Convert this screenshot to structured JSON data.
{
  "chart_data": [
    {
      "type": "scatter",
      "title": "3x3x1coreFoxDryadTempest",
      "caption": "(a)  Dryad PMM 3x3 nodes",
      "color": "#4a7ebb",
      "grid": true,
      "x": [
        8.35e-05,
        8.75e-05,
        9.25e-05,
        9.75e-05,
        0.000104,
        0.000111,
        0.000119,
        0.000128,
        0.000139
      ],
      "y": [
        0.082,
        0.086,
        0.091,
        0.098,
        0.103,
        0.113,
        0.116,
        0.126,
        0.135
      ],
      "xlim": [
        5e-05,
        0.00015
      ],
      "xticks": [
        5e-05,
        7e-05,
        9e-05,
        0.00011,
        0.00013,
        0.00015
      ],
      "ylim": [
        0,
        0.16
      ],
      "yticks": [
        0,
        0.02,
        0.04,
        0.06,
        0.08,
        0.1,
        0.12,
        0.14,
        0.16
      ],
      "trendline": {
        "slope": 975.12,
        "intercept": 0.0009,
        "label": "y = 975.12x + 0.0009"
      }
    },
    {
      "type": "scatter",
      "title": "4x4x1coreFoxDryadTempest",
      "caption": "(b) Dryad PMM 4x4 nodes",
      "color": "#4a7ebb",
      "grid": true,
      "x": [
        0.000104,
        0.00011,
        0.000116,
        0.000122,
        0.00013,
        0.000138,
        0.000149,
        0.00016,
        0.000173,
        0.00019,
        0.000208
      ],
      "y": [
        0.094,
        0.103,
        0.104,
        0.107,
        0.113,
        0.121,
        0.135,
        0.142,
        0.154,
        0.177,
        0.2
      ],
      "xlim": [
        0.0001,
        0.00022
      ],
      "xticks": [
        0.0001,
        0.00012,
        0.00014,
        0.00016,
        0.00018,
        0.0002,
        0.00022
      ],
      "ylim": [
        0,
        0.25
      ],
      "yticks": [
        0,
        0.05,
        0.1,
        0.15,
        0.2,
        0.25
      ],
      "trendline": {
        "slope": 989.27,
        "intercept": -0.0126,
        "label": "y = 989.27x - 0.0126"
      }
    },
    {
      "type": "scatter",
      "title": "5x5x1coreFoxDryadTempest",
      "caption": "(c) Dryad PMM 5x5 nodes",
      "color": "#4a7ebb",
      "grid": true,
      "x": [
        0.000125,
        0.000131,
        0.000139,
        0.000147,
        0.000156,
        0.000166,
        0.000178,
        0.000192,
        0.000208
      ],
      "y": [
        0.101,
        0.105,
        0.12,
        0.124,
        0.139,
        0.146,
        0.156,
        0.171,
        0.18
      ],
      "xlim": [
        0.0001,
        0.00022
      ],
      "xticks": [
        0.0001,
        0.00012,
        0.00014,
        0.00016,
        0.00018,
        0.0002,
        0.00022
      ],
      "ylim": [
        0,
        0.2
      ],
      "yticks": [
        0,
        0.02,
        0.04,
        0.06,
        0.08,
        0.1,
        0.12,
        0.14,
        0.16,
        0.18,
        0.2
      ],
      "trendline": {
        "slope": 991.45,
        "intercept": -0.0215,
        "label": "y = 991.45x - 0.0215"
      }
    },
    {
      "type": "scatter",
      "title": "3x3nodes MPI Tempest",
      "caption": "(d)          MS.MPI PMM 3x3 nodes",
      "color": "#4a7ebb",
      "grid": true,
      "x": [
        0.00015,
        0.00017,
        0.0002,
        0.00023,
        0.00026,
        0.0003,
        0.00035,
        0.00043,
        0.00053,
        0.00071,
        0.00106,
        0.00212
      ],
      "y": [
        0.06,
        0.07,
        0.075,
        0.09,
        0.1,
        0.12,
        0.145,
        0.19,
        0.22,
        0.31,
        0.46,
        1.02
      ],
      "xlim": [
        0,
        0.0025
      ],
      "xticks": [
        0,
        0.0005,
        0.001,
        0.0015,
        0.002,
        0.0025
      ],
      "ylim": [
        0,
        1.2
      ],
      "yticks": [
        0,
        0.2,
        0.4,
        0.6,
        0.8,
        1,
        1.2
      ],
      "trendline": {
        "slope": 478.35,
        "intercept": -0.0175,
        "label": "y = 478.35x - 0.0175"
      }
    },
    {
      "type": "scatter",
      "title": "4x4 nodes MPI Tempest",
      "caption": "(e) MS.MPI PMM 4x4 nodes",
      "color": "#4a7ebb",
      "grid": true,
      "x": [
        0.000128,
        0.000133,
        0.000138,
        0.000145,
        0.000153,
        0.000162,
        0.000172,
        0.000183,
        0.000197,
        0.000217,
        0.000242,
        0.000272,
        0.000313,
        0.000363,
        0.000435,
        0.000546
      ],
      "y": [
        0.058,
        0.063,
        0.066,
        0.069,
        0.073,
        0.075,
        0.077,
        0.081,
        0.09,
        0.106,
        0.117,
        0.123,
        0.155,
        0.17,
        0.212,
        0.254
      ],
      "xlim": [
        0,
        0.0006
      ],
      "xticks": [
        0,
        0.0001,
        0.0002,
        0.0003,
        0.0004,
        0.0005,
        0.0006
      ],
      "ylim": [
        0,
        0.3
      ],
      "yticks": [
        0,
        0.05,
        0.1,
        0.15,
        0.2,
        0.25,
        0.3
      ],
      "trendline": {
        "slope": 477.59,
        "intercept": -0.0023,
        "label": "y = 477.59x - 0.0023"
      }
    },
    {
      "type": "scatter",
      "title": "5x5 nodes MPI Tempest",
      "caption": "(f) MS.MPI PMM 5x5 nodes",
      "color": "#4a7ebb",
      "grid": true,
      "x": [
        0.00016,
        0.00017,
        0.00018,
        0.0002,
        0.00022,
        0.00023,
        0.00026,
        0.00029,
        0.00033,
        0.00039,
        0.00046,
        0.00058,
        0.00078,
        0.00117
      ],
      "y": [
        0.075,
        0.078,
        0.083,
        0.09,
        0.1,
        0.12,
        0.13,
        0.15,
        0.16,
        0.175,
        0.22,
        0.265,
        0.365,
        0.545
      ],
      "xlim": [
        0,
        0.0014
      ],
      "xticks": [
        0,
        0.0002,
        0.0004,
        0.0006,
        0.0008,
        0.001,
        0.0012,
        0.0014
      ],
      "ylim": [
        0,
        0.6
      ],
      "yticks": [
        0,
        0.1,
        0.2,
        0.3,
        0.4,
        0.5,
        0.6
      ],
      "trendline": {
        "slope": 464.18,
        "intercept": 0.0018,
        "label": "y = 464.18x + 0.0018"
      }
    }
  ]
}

Objective: Each line of the material should be duplicated exactly, please.

Completed task:
Convert this screenshot to structured JSON data.
{
  "chart_data": [
    {
      "type": "scatter",
      "title": "3x3x1coreFoxDryadTempest",
      "caption": "(a)  Dryad PMM 3x3 nodes",
      "color": "#4a7ebb",
      "grid": true,
      "x": [
        8.35e-05,
        8.75e-05,
        9.25e-05,
        9.75e-05,
        0.000104,
        0.000111,
        0.000119,
        0.000128,
        0.000139
      ],
      "y": [
        0.082,
        0.086,
        0.091,
        0.098,
        0.103,
        0.113,
        0.116,
        0.126,
        0.135
      ],
      "xlim": [
        5e-05,
        0.00015
      ],
      "xticks": [
        5e-05,
        7e-05,
        9e-05,
        0.00011,
        0.00013,
        0.00015
      ],
      "ylim": [
        0,
        0.16
      ],
      "yticks": [
        0,
        0.02,
        0.04,
        0.06,
        0.08,
        0.1,
        0.12,
        0.14,
        0.16
      ],
      "trendline": {
        "slope": 975.12,
        "intercept": 0.0009,
        "label": "y = 975.12x + 0.0009"
      }
    },
    {
      "type": "scatter",
      "title": "4x4x1coreFoxDryadTempest",
      "caption": "(b) Dryad PMM 4x4 nodes",
      "color": "#4a7ebb",
      "grid": true,
      "x": [
        0.000104,
        0.00011,
        0.000116,
        0.000122,
        0.00013,
        0.000138,
        0.000149,
        0.00016,
        0.000173,
        0.00019,
        0.000208
      ],
      "y": [
        0.094,
        0.103,
        0.104,
        0.107,
        0.113,
        0.121,
        0.135,
        0.142,
        0.154,
        0.177,
        0.2
      ],
      "xlim": [
        0.0001,
        0.00022
      ],
      "xticks": [
        0.0001,
        0.00012,
        0.00014,
        0.00016,
        0.00018,
        0.0002,
        0.00022
      ],
      "ylim": [
        0,
        0.25
      ],
      "yticks": [
        0,
        0.05,
        0.1,
        0.15,
        0.2,
        0.25
      ],
      "trendline": {
        "slope": 989.27,
        "intercept": -0.0126,
        "label": "y = 989.27x - 0.0126"
      }
    },
    {
      "type": "scatter",
      "title": "5x5x1coreFoxDryadTempest",
      "caption": "(c) Dryad PMM 5x5 nodes",
      "color": "#4a7ebb",
      "grid": true,
      "x": [
        0.000125,
        0.000131,
        0.000139,
        0.000147,
        0.000156,
        0.000166,
        0.000178,
        0.000192,
        0.000208
      ],
      "y": [
        0.101,
        0.105,
        0.12,
        0.124,
        0.139,
        0.146,
        0.156,
        0.171,
        0.18
      ],
      "xlim": [
        0.0001,
        0.00022
      ],
      "xticks": [
        0.0001,
        0.00012,
        0.00014,
        0.00016,
        0.00018,
        0.0002,
        0.00022
      ],
      "ylim": [
        0,
        0.2
      ],
      "yticks": [
        0,
        0.02,
        0.04,
        0.06,
        0.08,
        0.1,
        0.12,
        0.14,
        0.16,
        0.18,
        0.2
      ],
      "trendline": {
        "slope": 991.45,
        "intercept": -0.0215,
        "label": "y = 991.45x - 0.0215"
      }
    },
    {
      "type": "scatter",
      "title": "3x3nodes MPI Tempest",
      "caption": "(d)          MS.MPI PMM 3x3 nodes",
      "color": "#4a7ebb",
      "grid": true,
      "x": [
        0.00015,
        0.00017,
        0.0002,
        0.00023,
        0.00026,
        0.0003,
        0.00035,
        0.00043,
        0.00053,
        0.00071,
        0.00106,
        0.00212
      ],
      "y": [
        0.06,
        0.07,
        0.075,
        0.09,
        0.1,
        0.12,
        0.145,
        0.19,
        0.22,
        0.31,
        0.46,
        1.02
      ],
      "xlim": [
        0,
        0.0025
      ],
      "xticks": [
        0,
        0.0005,
        0.001,
        0.0015,
        0.002,
        0.0025
      ],
      "ylim": [
        0,
        1.2
      ],
      "yticks": [
        0,
        0.2,
        0.4,
        0.6,
        0.8,
        1,
        1.2
      ],
      "trendline": {
        "slope": 478.35,
        "intercept": -0.0175,
        "label": "y = 478.35x - 0.0175"
      }
    },
    {
      "type": "scatter",
      "title": "4x4 nodes MPI Tempest",
      "caption": "(e) MS.MPI PMM 4x4 nodes",
      "color": "#4a7ebb",
      "grid": true,
      "x": [
        0.000128,
        0.000133,
        0.000138,
        0.000145,
        0.000153,
        0.000162,
        0.000172,
        0.000183,
        0.000197,
        0.000217,
        0.000242,
        0.000272,
        0.000313,
        0.000363,
        0.000435,
        0.000546
      ],
      "y": [
        0.058,
        0.063,
        0.066,
        0.069,
        0.073,
        0.075,
        0.077,
        0.081,
        0.09,
        0.106,
        0.117,
        0.123,
        0.155,
        0.17,
        0.212,
        0.254
      ],
      "xlim": [
        0,
        0.0006
      ],
      "xticks": [
        0,
        0.0001,
        0.0002,
        0.0003,
        0.0004,
        0.0005,
        0.0006
      ],
      "ylim": [
        0,
        0.3
      ],
      "yticks": [
        0,
        0.05,
        0.1,
        0.15,
        0.2,
        0.25,
        0.3
      ],
      "trendline": {
        "slope": 477.59,
        "intercept": -0.0023,
        "label": "y = 477.59x - 0.0023"
      }
    },
    {
      "type": "scatter",
      "title": "5x5 nodes MPI Tempest",
      "caption": "(f) MS.MPI PMM 5x5 nodes",
      "color": "#4a7ebb",
      "grid": true,
      "x": [
        0.00016,
        0.00017,
        0.00018,
        0.0002,
        0.00022,
        0.00023,
        0.00026,
        0.00029,
        0.00033,
        0.00039,
        0.00046,
        0.00058,
        0.00078,
        0.00117
      ],
      "y": [
        0.075,
        0.078,
        0.083,
        0.09,
        0.1,
        0.12,
        0.13,
        0.15,
        0.16,
        0.175,
        0.22,
        0.265,
        0.365,
        0.545
      ],
      "xlim": [
        0,
        0.0014
      ],
      "xticks": [
        0,
        0.0002,
        0.0004,
        0.0006,
        0.0008,
        0.001,
        0.0012,
        0.0014
      ],
      "ylim": [
        0,
        0.6
      ],
      "yticks": [
        0,
        0.1,
        0.2,
        0.3,
        0.4,
        0.5,
        0.6
      ],
      "trendline": {
        "slope": 464.18,
        "intercept": 0.0018,
        "label": "y = 464.18x + 0.0018"
      }
    }
  ]
}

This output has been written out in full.